- _Your task_:
Note each line of the listing that contains the string "Periodo", and copy it.

- _Records for the task_:
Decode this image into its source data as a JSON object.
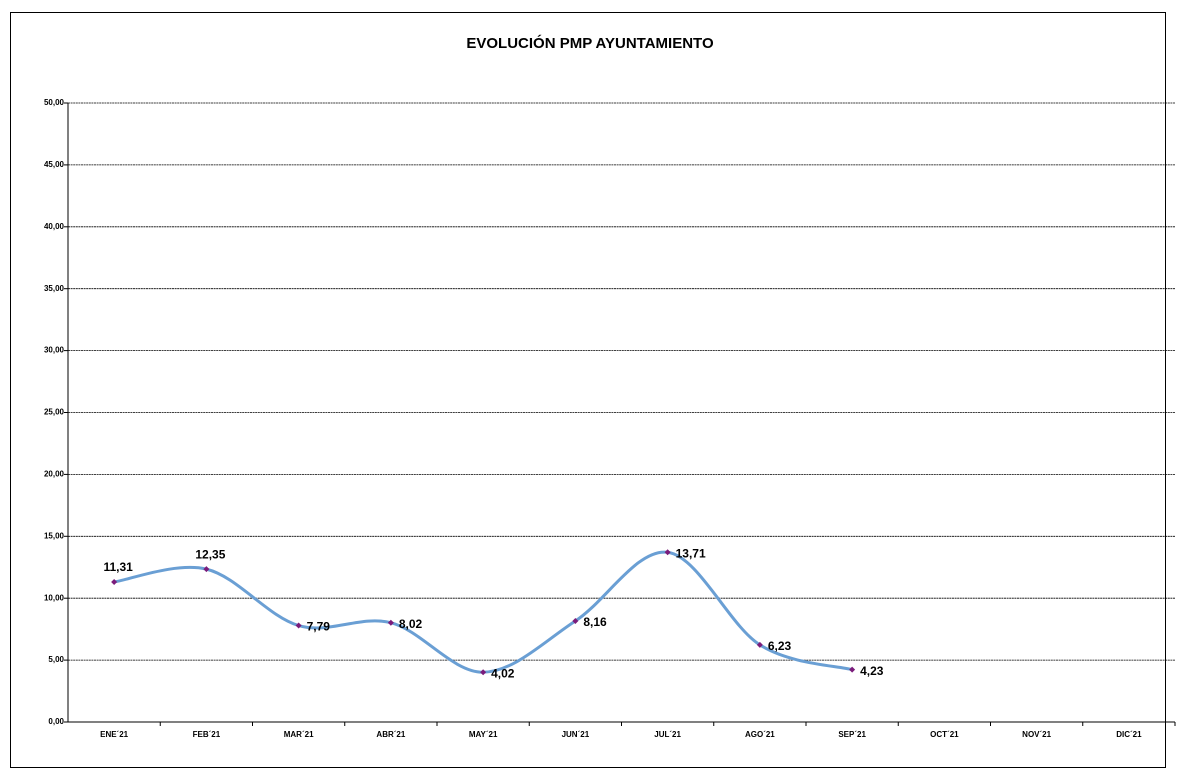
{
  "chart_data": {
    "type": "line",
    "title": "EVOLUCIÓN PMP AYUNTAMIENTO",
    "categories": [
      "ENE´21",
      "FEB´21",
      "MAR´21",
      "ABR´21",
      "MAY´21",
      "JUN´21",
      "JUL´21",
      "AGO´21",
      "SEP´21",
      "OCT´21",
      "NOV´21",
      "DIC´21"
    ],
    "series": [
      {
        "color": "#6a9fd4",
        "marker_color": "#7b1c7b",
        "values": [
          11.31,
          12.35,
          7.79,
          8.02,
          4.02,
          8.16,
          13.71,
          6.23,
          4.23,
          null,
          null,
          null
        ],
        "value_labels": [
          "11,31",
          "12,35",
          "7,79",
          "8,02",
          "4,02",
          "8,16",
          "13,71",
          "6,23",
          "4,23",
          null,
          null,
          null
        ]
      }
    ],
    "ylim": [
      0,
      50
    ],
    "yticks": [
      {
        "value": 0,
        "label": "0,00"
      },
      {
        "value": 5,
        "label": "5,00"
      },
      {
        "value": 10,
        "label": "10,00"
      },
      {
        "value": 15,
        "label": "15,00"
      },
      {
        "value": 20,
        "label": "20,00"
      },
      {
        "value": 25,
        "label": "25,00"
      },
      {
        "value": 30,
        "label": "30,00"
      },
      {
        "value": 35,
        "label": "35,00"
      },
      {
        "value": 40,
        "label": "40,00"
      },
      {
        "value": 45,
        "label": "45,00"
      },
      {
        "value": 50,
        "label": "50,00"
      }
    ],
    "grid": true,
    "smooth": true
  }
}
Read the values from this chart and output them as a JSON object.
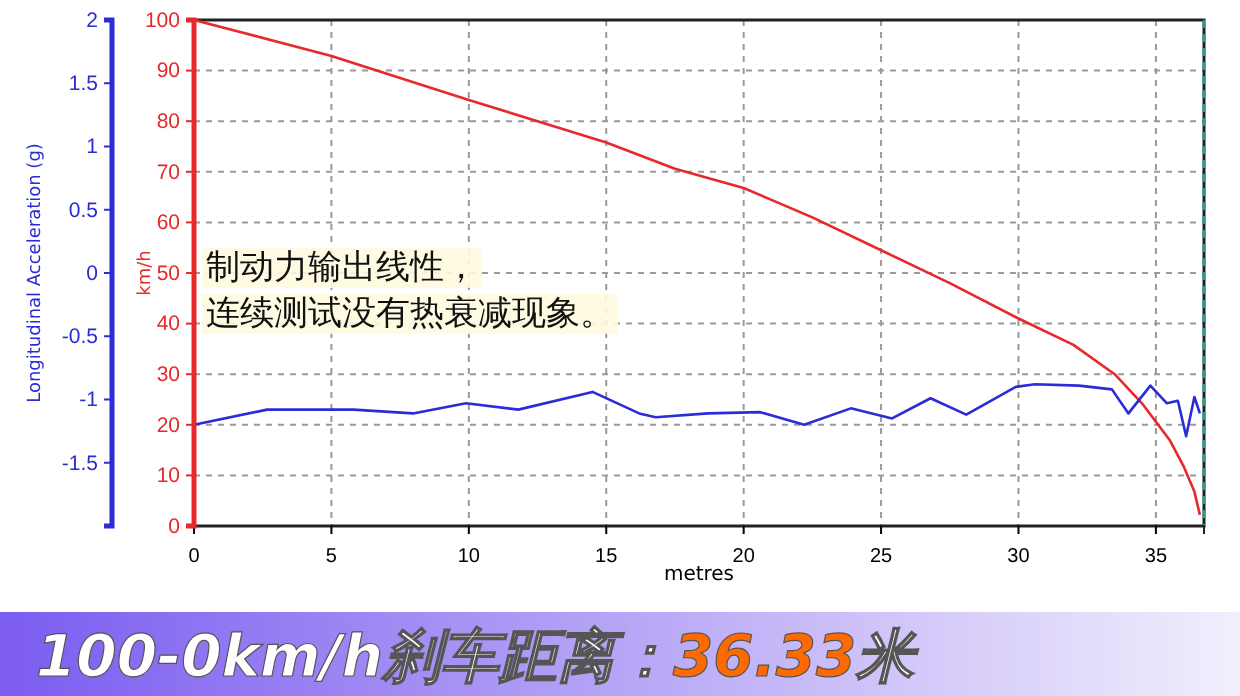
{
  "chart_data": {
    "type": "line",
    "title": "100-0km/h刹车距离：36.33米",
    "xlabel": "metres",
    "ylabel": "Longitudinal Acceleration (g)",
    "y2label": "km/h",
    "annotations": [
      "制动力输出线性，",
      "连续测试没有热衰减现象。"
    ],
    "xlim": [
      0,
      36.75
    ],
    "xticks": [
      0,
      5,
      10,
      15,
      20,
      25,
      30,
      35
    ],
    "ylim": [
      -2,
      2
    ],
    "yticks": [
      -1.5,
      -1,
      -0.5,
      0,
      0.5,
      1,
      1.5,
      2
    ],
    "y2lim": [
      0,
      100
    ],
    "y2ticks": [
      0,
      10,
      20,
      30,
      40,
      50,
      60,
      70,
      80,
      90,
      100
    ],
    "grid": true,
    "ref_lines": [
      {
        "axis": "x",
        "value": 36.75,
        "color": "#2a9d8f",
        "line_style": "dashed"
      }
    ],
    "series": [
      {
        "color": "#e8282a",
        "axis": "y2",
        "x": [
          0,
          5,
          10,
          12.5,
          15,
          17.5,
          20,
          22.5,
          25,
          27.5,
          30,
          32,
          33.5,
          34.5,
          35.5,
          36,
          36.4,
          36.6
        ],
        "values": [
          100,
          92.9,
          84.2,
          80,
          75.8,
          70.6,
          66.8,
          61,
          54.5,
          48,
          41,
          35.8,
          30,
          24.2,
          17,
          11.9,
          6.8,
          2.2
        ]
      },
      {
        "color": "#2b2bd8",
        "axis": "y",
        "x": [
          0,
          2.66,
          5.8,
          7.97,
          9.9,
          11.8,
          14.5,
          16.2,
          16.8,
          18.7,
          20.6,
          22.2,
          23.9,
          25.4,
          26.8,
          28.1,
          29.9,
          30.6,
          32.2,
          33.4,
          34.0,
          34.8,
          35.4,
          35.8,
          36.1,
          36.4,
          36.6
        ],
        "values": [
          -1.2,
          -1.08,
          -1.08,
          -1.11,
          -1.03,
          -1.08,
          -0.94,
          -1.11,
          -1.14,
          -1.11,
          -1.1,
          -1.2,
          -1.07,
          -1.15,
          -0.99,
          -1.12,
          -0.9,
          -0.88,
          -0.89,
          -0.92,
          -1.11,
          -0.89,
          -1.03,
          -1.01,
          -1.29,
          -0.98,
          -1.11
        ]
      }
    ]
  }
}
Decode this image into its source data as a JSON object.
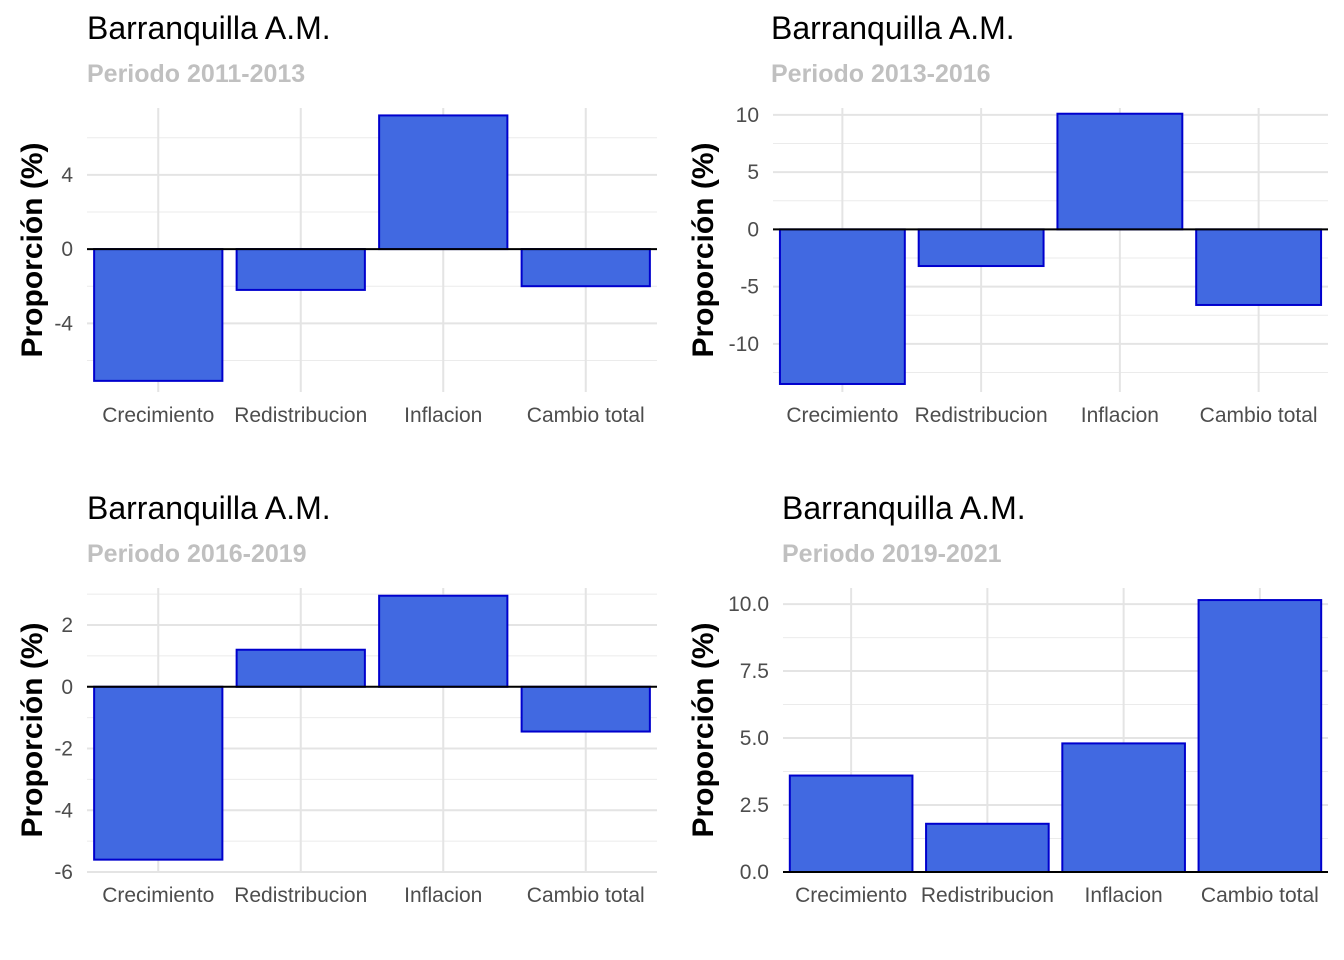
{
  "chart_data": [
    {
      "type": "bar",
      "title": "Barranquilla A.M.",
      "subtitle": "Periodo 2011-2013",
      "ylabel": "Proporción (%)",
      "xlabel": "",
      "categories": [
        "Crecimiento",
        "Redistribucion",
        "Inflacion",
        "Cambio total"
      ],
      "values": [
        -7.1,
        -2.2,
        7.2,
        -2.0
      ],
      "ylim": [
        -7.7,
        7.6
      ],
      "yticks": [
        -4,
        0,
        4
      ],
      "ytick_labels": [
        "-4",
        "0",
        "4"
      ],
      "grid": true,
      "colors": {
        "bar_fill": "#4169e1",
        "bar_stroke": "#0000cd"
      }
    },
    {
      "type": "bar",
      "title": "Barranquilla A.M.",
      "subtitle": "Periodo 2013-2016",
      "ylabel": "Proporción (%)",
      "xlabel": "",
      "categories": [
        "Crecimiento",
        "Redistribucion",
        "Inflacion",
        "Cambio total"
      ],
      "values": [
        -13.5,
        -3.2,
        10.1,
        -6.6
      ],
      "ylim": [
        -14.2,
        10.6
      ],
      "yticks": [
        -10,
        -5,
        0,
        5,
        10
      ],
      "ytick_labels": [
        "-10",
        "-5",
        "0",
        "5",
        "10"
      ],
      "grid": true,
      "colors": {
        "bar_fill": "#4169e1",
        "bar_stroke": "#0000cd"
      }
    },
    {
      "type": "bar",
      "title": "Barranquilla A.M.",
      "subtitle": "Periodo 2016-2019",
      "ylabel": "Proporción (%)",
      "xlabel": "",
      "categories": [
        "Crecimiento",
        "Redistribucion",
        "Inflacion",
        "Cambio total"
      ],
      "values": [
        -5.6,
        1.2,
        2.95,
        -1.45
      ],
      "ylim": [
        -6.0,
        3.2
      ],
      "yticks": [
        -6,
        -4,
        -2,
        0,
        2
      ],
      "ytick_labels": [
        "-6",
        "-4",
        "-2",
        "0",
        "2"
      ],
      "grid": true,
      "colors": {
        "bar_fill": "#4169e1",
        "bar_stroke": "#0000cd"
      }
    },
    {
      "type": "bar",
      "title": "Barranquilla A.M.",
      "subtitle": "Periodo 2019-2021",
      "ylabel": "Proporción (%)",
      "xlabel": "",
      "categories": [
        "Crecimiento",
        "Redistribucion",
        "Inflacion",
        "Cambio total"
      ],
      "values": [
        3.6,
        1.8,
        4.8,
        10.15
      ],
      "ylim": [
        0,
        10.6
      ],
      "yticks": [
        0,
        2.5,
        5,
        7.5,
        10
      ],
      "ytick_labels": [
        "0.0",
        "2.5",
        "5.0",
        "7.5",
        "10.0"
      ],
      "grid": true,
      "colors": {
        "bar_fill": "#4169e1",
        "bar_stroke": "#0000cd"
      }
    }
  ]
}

--

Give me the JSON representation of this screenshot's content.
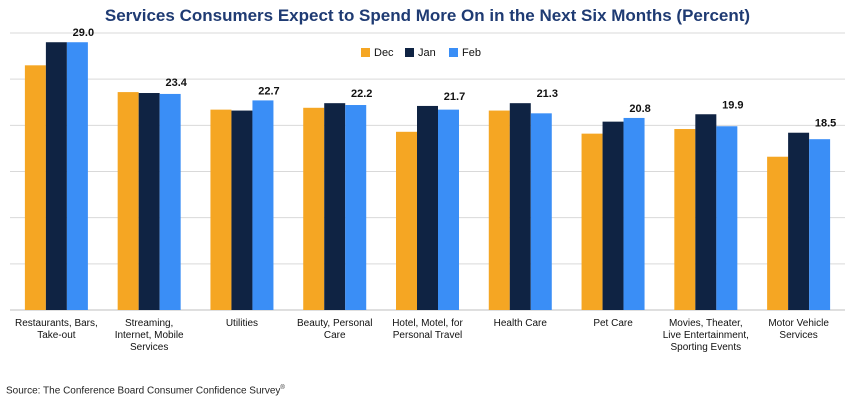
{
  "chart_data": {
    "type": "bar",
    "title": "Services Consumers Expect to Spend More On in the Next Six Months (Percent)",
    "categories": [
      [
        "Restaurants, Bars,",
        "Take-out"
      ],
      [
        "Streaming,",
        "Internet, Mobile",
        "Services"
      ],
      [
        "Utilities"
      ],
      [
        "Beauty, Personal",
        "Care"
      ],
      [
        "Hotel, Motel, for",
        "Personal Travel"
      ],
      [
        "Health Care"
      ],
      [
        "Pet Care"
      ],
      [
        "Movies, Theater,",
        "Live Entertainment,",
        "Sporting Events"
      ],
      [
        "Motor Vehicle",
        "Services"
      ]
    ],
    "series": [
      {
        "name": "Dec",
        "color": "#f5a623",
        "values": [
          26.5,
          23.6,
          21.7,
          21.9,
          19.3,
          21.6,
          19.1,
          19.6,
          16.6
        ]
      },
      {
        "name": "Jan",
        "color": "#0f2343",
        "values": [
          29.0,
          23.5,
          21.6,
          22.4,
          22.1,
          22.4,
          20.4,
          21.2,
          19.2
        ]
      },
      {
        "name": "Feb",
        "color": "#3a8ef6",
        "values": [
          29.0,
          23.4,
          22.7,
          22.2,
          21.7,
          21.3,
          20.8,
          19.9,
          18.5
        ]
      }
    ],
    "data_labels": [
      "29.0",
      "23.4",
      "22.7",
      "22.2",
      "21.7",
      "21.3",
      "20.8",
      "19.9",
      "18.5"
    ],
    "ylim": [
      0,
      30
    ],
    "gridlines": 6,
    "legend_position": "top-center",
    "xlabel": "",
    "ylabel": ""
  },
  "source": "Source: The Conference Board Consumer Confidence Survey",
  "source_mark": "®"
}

- _Result of this exercise_:
      "subtitle": "Periodo 2011-2013",
      "subtitle": "Periodo 2013-2016",
      "subtitle": "Periodo 2016-2019",
      "subtitle": "Periodo 2019-2021",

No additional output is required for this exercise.